• [EXTRACTED DATA]
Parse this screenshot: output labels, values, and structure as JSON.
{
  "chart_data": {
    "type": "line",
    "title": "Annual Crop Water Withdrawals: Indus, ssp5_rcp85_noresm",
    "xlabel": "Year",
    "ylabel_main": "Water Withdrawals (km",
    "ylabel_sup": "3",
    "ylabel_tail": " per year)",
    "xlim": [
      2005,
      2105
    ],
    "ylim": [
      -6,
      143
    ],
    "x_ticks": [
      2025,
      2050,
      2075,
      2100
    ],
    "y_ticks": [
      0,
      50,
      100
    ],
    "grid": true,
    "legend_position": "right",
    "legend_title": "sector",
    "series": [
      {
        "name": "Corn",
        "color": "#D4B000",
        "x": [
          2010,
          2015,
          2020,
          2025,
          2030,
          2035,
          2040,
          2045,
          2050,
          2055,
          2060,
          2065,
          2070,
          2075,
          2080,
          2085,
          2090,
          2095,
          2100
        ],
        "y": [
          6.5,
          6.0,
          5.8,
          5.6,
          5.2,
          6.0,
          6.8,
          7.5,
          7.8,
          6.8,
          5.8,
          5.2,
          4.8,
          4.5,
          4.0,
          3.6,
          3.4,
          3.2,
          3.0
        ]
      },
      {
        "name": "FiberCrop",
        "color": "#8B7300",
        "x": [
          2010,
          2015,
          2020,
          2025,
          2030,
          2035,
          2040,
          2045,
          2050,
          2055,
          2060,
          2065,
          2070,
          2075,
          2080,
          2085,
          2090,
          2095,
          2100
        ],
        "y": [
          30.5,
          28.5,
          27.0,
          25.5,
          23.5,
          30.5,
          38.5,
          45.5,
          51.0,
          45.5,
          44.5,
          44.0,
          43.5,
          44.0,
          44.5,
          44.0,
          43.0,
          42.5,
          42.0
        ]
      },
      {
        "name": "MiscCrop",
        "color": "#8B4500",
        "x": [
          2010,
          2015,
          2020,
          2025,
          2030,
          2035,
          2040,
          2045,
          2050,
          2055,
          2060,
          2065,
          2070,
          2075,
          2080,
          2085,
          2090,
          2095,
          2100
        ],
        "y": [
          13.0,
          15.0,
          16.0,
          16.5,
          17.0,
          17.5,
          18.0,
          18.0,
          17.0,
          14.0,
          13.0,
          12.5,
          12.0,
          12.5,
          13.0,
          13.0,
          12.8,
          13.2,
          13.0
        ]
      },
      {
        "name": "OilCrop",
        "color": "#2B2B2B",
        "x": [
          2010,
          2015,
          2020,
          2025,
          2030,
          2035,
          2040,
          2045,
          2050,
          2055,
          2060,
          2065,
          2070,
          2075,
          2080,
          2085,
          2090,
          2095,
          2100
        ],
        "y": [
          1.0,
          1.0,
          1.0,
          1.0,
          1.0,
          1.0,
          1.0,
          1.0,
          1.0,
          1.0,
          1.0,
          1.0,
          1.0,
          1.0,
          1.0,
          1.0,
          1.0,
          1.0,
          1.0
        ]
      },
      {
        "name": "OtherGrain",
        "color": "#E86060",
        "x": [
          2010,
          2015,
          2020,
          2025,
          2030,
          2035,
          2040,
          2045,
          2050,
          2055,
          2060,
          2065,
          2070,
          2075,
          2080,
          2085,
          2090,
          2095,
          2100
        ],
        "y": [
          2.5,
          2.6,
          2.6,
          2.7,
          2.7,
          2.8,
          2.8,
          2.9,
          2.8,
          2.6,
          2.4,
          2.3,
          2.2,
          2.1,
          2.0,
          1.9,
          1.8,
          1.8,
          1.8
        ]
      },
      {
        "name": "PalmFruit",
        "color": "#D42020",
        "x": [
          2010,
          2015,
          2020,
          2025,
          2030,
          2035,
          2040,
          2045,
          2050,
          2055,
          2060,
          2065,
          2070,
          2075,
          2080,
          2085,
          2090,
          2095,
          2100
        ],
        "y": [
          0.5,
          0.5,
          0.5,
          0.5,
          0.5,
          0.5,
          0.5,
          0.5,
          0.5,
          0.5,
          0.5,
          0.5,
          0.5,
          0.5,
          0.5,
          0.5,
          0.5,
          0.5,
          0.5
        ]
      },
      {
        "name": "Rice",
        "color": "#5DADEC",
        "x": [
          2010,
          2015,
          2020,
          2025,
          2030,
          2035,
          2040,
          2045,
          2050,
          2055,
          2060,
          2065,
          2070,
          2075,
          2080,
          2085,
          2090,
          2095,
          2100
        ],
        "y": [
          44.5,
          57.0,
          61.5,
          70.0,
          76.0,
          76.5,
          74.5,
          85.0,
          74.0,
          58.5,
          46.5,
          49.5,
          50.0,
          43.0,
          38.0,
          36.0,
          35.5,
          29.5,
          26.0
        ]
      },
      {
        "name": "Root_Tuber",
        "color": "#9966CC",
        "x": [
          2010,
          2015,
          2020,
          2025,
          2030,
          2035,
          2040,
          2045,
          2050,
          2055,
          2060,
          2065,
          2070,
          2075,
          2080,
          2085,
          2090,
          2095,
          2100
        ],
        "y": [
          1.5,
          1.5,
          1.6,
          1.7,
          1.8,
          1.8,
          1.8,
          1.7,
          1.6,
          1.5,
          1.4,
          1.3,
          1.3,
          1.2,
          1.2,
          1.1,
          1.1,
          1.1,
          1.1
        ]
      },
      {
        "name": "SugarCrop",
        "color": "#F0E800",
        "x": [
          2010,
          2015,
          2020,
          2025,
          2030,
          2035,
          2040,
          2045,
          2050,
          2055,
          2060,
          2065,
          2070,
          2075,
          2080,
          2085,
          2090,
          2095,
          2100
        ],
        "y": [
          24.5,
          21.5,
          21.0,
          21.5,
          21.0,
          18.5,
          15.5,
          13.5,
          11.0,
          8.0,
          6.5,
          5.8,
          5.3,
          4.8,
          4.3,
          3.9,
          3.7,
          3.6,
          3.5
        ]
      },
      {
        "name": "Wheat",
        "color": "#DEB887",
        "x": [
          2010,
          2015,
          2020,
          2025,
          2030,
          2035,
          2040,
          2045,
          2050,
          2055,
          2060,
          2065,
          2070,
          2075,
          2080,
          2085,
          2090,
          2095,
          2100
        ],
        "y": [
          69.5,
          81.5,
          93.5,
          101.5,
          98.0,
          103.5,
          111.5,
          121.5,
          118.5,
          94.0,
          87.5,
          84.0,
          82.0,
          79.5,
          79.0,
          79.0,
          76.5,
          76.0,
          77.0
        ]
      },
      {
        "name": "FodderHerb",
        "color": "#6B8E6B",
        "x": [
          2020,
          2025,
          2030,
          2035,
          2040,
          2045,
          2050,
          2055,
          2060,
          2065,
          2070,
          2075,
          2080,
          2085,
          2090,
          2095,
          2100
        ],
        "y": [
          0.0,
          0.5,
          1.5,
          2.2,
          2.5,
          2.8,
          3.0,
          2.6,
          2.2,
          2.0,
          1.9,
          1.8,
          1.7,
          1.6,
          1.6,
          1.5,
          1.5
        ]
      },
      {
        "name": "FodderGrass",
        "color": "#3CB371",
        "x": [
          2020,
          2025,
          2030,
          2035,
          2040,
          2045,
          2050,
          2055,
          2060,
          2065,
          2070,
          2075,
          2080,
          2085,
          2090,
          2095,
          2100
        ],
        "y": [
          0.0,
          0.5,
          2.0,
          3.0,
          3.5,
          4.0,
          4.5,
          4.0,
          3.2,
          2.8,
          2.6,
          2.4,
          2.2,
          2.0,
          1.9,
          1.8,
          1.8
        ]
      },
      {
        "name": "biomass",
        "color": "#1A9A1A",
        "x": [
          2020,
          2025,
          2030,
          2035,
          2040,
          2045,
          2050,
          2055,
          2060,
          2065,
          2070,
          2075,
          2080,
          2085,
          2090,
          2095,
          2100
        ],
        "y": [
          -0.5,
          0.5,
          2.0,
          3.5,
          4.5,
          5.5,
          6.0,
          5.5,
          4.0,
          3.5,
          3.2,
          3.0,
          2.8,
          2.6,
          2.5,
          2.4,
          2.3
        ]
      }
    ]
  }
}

• [GIVEN INSTRUCTION]
From the entries above, extract each line containing "Withdrawals".

• [PROBLEM SOLUTION]
    "title": "Annual Crop Water Withdrawals: Indus, ssp5_rcp85_noresm",
    "ylabel_main": "Water Withdrawals (km",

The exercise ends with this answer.